=== TASK PROMPT ===
Copy out the data below as written; omit any images.

=== RECORDED DATA ===
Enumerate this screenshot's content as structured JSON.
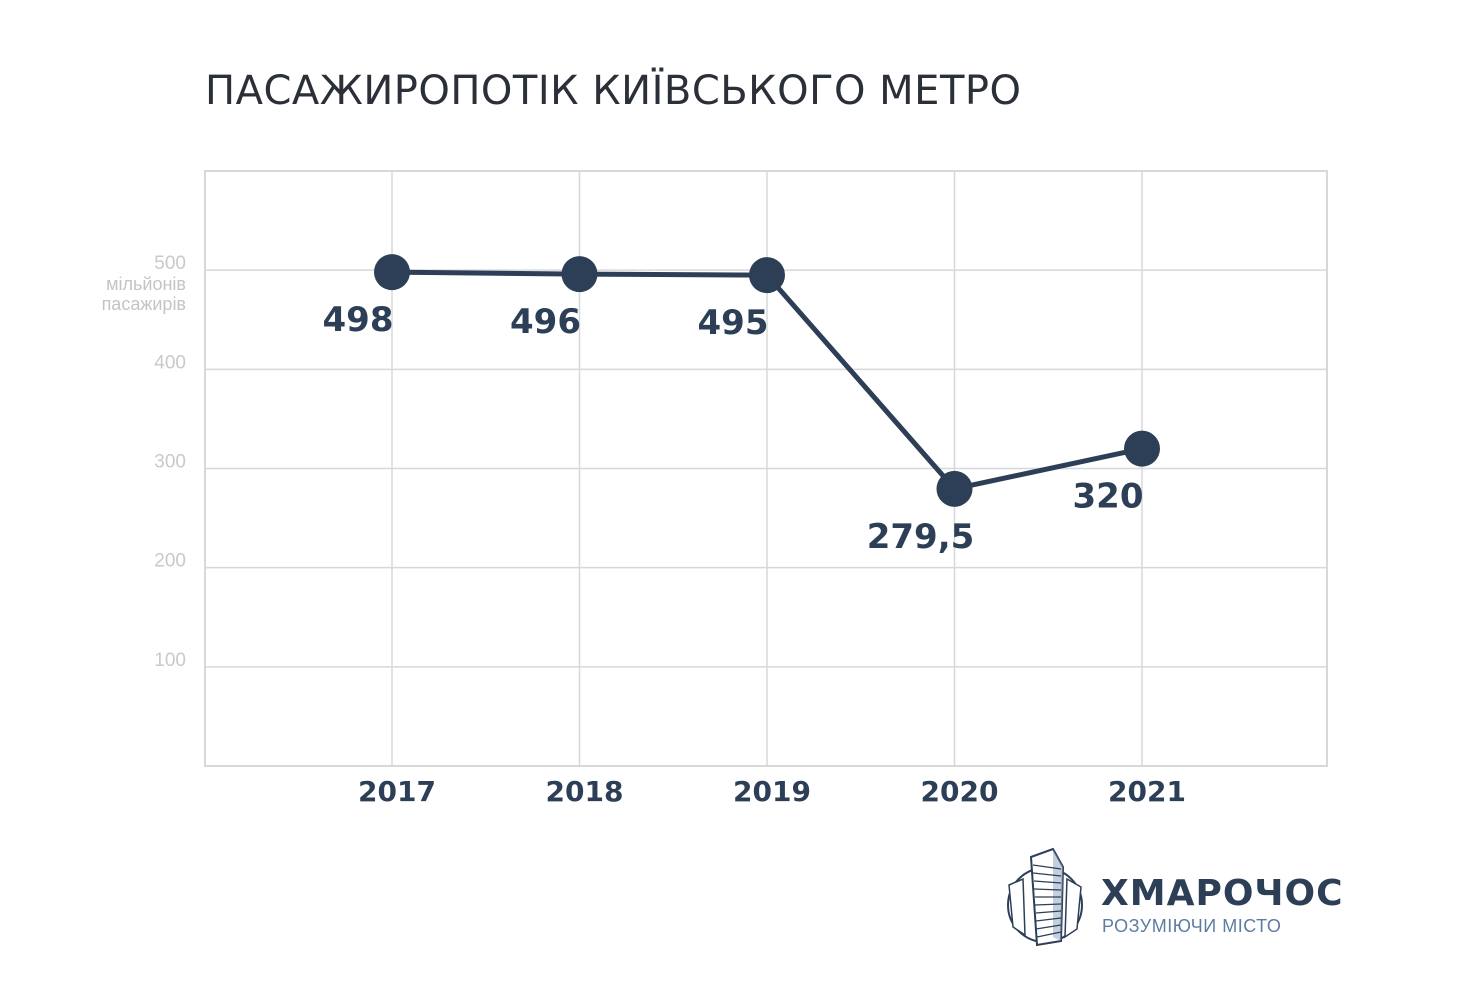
{
  "page": {
    "title": "ПАСАЖИРОПОТІК КИЇВСЬКОГО МЕТРО"
  },
  "chart_data": {
    "type": "line",
    "title": "ПАСАЖИРОПОТІК КИЇВСЬКОГО МЕТРО",
    "ylabel": "мільйонів пасажирів",
    "ylabel_lines": [
      "мільйонів",
      "пасажирів"
    ],
    "xlabel": "",
    "categories": [
      "2017",
      "2018",
      "2019",
      "2020",
      "2021"
    ],
    "series": [
      {
        "values": [
          498,
          496,
          495,
          279.5,
          320
        ],
        "labels": [
          "498",
          "496",
          "495",
          "279,5",
          "320"
        ]
      }
    ],
    "y_ticks": [
      100,
      200,
      300,
      400,
      500
    ],
    "ylim": [
      0,
      600
    ],
    "grid": true,
    "legend": "none",
    "colors": {
      "line": "#2d3f56",
      "grid": "#d6d8db",
      "tick_text": "#c7c9cc"
    }
  },
  "logo": {
    "name": "ХМАРОЧОС",
    "tagline": "РОЗУМІЮЧИ МІСТО",
    "icon": "skyscraper-icon"
  }
}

=== RESULT OF THIS EXERCISE ===
Enumerate this screenshot's content as structured JSON.
{
  "page": {
    "title": "ПАСАЖИРОПОТІК КИЇВСЬКОГО МЕТРО"
  },
  "chart_data": {
    "type": "line",
    "title": "ПАСАЖИРОПОТІК КИЇВСЬКОГО МЕТРО",
    "ylabel": "мільйонів пасажирів",
    "ylabel_lines": [
      "мільйонів",
      "пасажирів"
    ],
    "xlabel": "",
    "categories": [
      "2017",
      "2018",
      "2019",
      "2020",
      "2021"
    ],
    "series": [
      {
        "values": [
          498,
          496,
          495,
          279.5,
          320
        ],
        "labels": [
          "498",
          "496",
          "495",
          "279,5",
          "320"
        ]
      }
    ],
    "y_ticks": [
      100,
      200,
      300,
      400,
      500
    ],
    "ylim": [
      0,
      600
    ],
    "grid": true,
    "legend": "none",
    "colors": {
      "line": "#2d3f56",
      "grid": "#d6d8db",
      "tick_text": "#c7c9cc"
    }
  },
  "logo": {
    "name": "ХМАРОЧОС",
    "tagline": "РОЗУМІЮЧИ МІСТО",
    "icon": "skyscraper-icon"
  }
}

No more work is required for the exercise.